▸ RECORD EXCERPTS
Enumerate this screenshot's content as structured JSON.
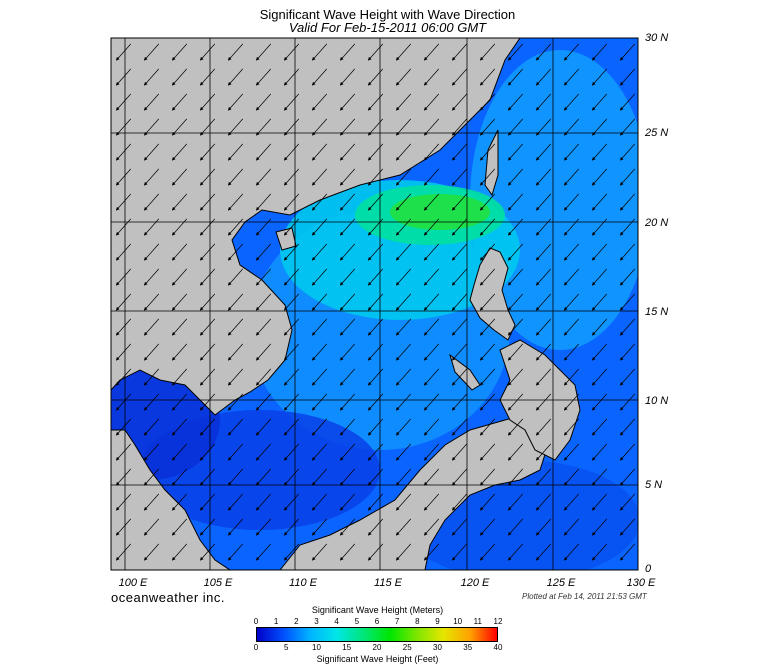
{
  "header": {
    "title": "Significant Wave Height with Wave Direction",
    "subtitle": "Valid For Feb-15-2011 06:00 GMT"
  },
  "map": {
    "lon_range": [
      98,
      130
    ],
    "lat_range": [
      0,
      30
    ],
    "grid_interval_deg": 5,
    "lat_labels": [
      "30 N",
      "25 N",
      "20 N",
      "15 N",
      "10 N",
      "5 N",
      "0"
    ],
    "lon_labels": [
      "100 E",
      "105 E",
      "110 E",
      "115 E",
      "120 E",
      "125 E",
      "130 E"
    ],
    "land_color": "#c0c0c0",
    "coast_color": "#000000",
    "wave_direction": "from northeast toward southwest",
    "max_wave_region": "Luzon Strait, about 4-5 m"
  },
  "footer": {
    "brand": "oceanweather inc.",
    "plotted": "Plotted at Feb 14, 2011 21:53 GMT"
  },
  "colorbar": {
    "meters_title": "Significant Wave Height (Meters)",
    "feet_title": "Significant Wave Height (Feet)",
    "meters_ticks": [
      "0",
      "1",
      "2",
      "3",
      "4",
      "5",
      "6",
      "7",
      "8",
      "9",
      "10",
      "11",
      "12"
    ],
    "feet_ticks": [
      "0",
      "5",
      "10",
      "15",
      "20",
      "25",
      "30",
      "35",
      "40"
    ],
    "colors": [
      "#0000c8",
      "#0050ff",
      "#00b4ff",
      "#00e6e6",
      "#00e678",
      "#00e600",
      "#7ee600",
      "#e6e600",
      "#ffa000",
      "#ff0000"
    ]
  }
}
==
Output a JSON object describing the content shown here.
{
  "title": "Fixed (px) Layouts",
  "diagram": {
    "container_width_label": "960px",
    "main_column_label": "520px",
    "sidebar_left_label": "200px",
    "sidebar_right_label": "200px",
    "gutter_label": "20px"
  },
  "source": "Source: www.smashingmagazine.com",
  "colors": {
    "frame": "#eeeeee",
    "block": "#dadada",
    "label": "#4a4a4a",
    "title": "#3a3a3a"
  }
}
==
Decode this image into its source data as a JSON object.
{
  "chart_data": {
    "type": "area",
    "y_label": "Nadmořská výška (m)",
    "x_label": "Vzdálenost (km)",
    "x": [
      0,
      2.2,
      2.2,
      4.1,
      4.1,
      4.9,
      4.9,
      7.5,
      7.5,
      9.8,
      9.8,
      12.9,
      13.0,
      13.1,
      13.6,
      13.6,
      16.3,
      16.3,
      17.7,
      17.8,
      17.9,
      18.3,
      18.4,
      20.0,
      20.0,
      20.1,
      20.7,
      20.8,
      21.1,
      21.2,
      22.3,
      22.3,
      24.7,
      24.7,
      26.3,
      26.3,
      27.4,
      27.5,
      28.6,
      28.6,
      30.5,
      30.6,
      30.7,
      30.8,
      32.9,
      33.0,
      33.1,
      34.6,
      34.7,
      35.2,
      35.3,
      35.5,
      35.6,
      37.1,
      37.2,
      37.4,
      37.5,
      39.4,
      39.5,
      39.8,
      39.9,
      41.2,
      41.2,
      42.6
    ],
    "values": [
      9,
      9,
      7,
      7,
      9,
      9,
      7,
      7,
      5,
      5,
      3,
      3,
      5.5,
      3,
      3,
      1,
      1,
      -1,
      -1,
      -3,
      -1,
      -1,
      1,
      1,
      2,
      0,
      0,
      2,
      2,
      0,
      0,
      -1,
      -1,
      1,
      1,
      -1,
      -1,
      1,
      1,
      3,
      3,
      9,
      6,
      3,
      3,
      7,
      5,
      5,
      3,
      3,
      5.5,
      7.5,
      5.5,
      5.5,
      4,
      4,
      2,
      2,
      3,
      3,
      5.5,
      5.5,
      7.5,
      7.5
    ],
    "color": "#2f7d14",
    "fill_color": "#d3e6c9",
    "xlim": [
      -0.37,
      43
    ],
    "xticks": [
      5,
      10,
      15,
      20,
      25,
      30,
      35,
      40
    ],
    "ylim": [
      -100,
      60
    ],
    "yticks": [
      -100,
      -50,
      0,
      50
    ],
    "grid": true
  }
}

▸ PROBLEM
Count every line bearing the word "JSON"; report the total only.

▸ EXERCISE RESPONSE
3